• Extracted entries
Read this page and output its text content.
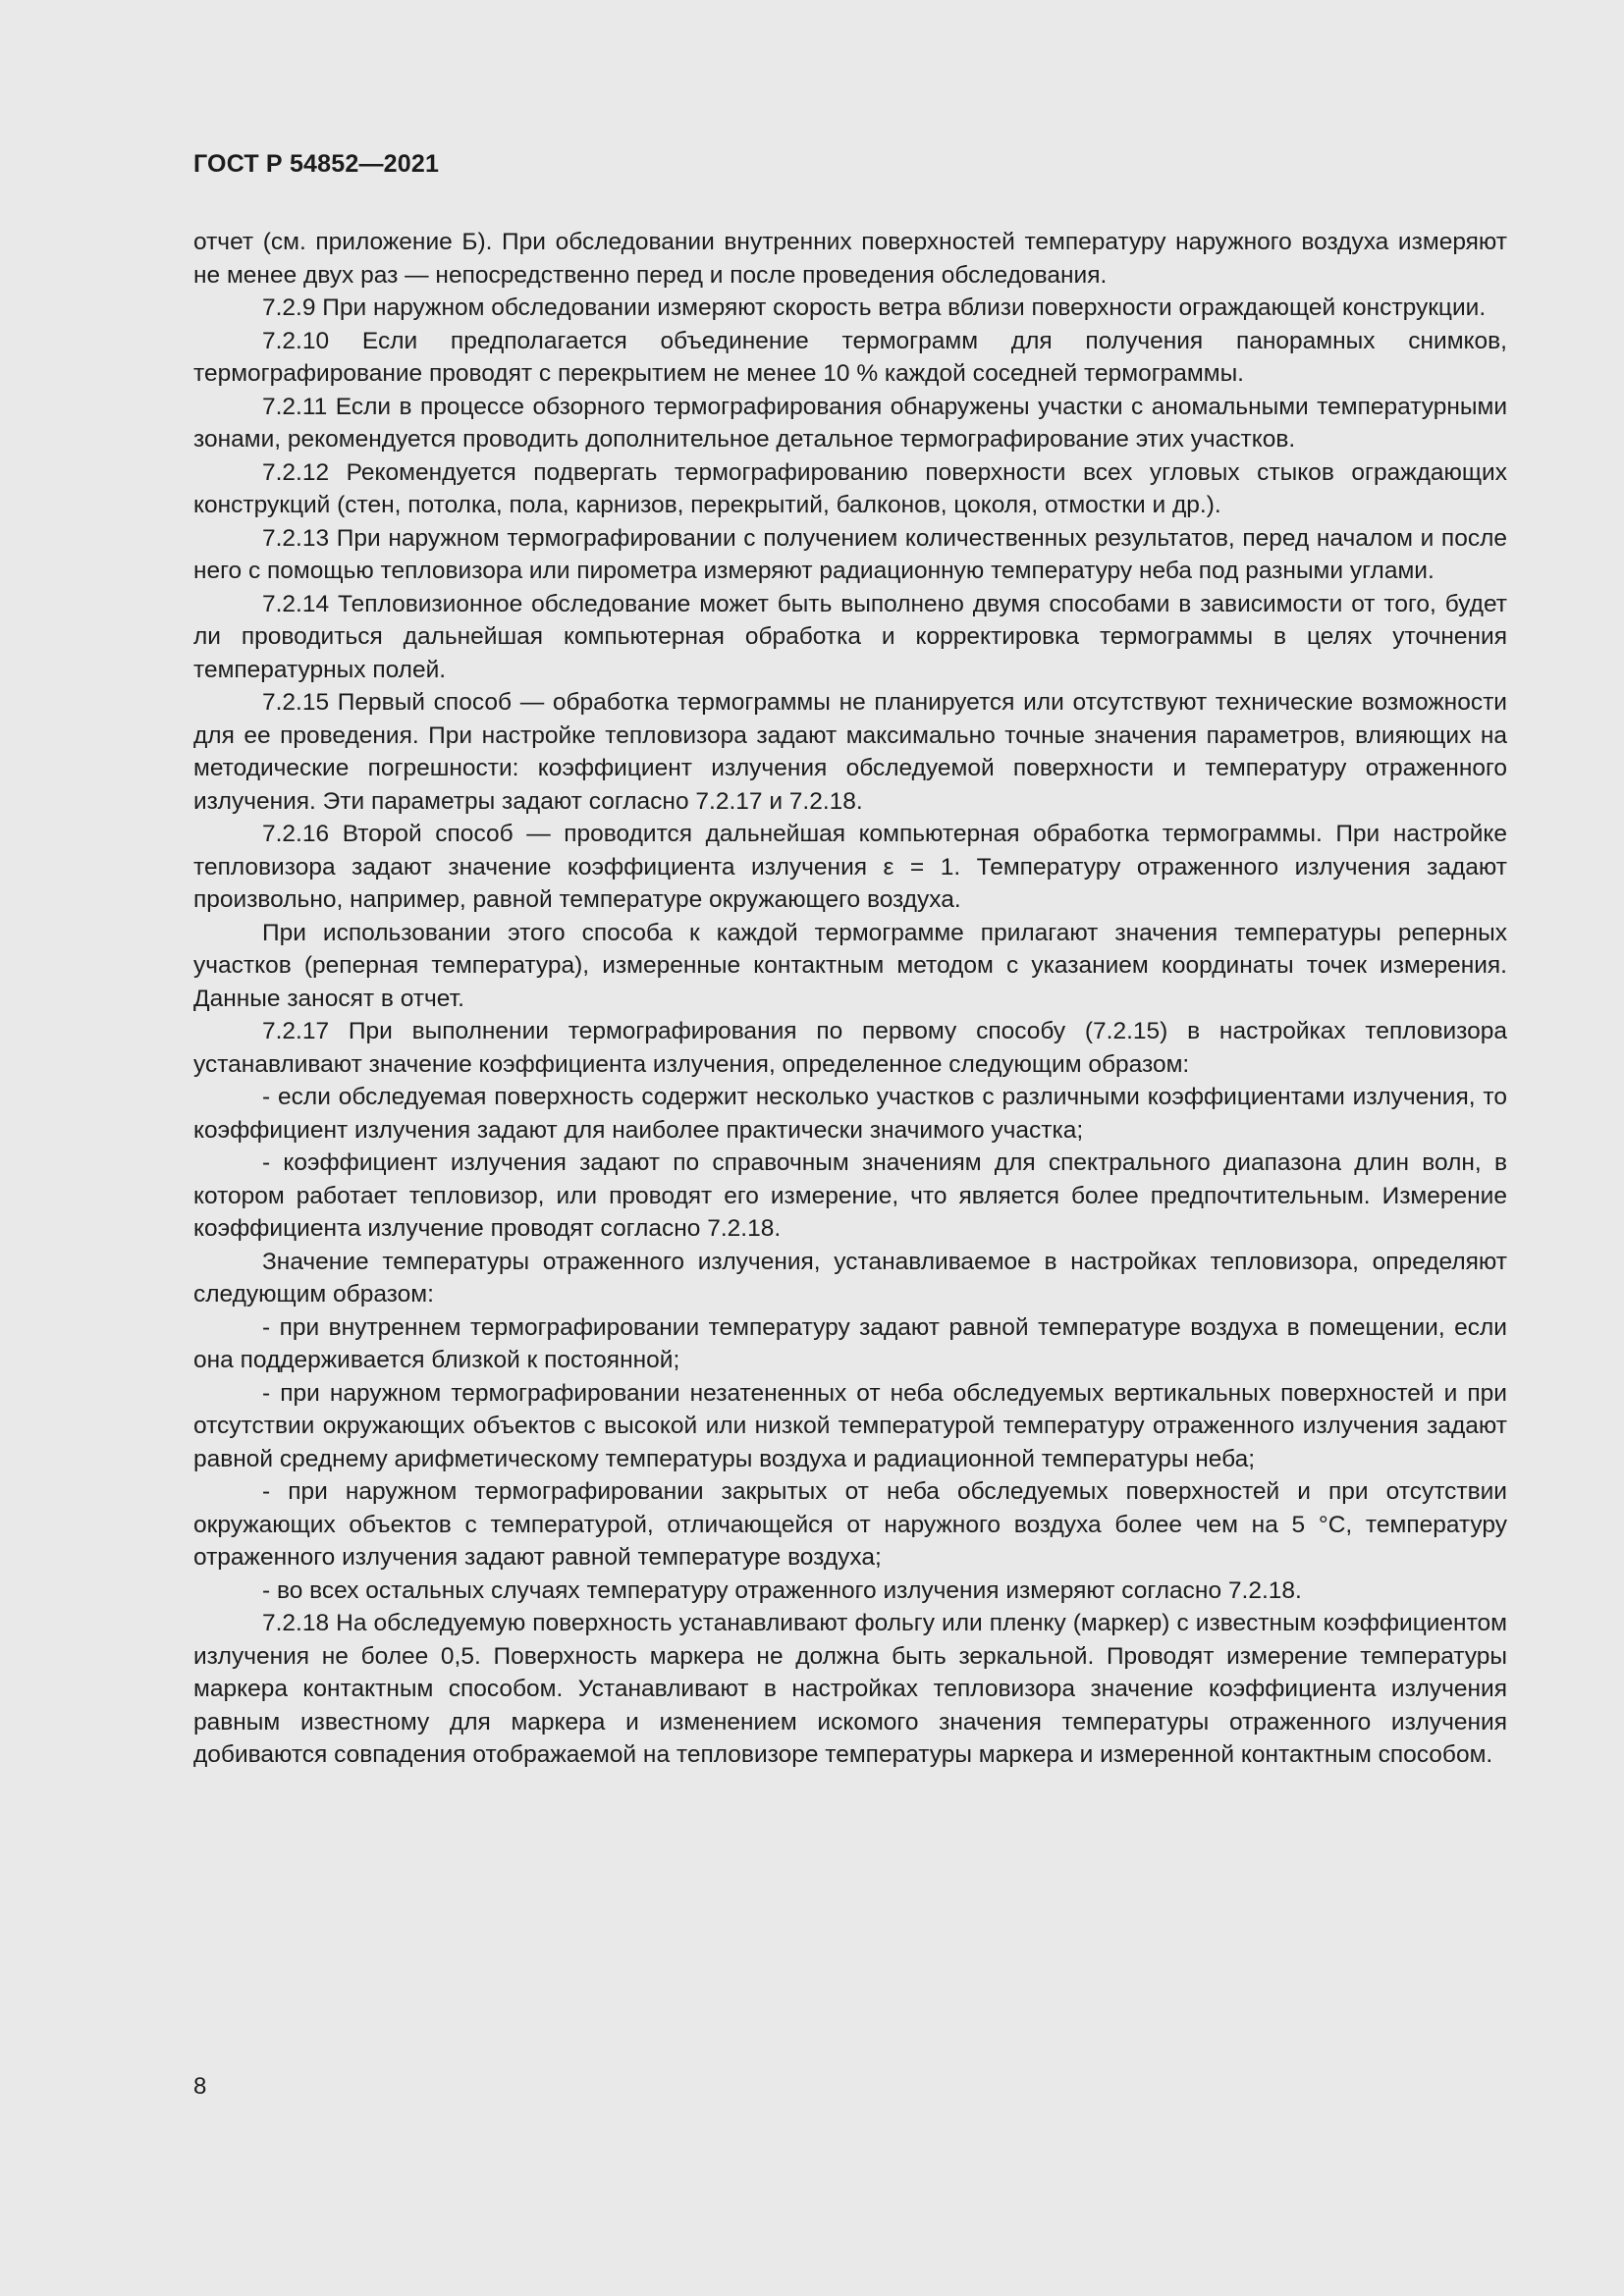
ГОСТ Р 54852—2021

отчет (см. приложение Б). При обследовании внутренних поверхностей температуру наружного воздуха измеряют не менее двух раз — непосредственно перед и после проведения обследования.

7.2.9 При наружном обследовании измеряют скорость ветра вблизи поверхности ограждающей конструкции.

7.2.10 Если предполагается объединение термограмм для получения панорамных снимков, термографирование проводят с перекрытием не менее 10 % каждой соседней термограммы.

7.2.11 Если в процессе обзорного термографирования обнаружены участки с аномальными температурными зонами, рекомендуется проводить дополнительное детальное термографирование этих участков.

7.2.12 Рекомендуется подвергать термографированию поверхности всех угловых стыков ограждающих конструкций (стен, потолка, пола, карнизов, перекрытий, балконов, цоколя, отмостки и др.).

7.2.13 При наружном термографировании с получением количественных результатов, перед началом и после него с помощью тепловизора или пирометра измеряют радиационную температуру неба под разными углами.

7.2.14 Тепловизионное обследование может быть выполнено двумя способами в зависимости от того, будет ли проводиться дальнейшая компьютерная обработка и корректировка термограммы в целях уточнения температурных полей.

7.2.15 Первый способ — обработка термограммы не планируется или отсутствуют технические возможности для ее проведения. При настройке тепловизора задают максимально точные значения параметров, влияющих на методические погрешности: коэффициент излучения обследуемой поверхности и температуру отраженного излучения. Эти параметры задают согласно 7.2.17 и 7.2.18.

7.2.16 Второй способ — проводится дальнейшая компьютерная обработка термограммы. При настройке тепловизора задают значение коэффициента излучения ε = 1. Температуру отраженного излучения задают произвольно, например, равной температуре окружающего воздуха.

При использовании этого способа к каждой термограмме прилагают значения температуры реперных участков (реперная температура), измеренные контактным методом с указанием координаты точек измерения. Данные заносят в отчет.

7.2.17 При выполнении термографирования по первому способу (7.2.15) в настройках тепловизора устанавливают значение коэффициента излучения, определенное следующим образом:

- если обследуемая поверхность содержит несколько участков с различными коэффициентами излучения, то коэффициент излучения задают для наиболее практически значимого участка;

- коэффициент излучения задают по справочным значениям для спектрального диапазона длин волн, в котором работает тепловизор, или проводят его измерение, что является более предпочтительным. Измерение коэффициента излучение проводят согласно 7.2.18.

Значение температуры отраженного излучения, устанавливаемое в настройках тепловизора, определяют следующим образом:

- при внутреннем термографировании температуру задают равной температуре воздуха в помещении, если она поддерживается близкой к постоянной;

- при наружном термографировании незатененных от неба обследуемых вертикальных поверхностей и при отсутствии окружающих объектов с высокой или низкой температурой температуру отраженного излучения задают равной среднему арифметическому температуры воздуха и радиационной температуры неба;

- при наружном термографировании закрытых от неба обследуемых поверхностей и при отсутствии окружающих объектов с температурой, отличающейся от наружного воздуха более чем на 5 °С, температуру отраженного излучения задают равной температуре воздуха;

- во всех остальных случаях температуру отраженного излучения измеряют согласно 7.2.18.

7.2.18 На обследуемую поверхность устанавливают фольгу или пленку (маркер) с известным коэффициентом излучения не более 0,5. Поверхность маркера не должна быть зеркальной. Проводят измерение температуры маркера контактным способом. Устанавливают в настройках тепловизора значение коэффициента излучения равным известному для маркера и изменением искомого значения температуры отраженного излучения добиваются совпадения отображаемой на тепловизоре температуры маркера и измеренной контактным способом.

8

• Given task
Look over the material above and show each line where "объектов" appears.

• Finished exercise
- при наружном термографировании незатененных от неба обследуемых вертикальных поверхностей и при отсутствии окружающих объектов с высокой или низкой температурой температуру отраженного излучения задают равной среднему арифметическому температуры воздуха и радиационной температуры неба;
- при наружном термографировании закрытых от неба обследуемых поверхностей и при отсутствии окружающих объектов с температурой, отличающейся от наружного воздуха более чем на 5 °С, температуру отраженного излучения задают равной температуре воздуха;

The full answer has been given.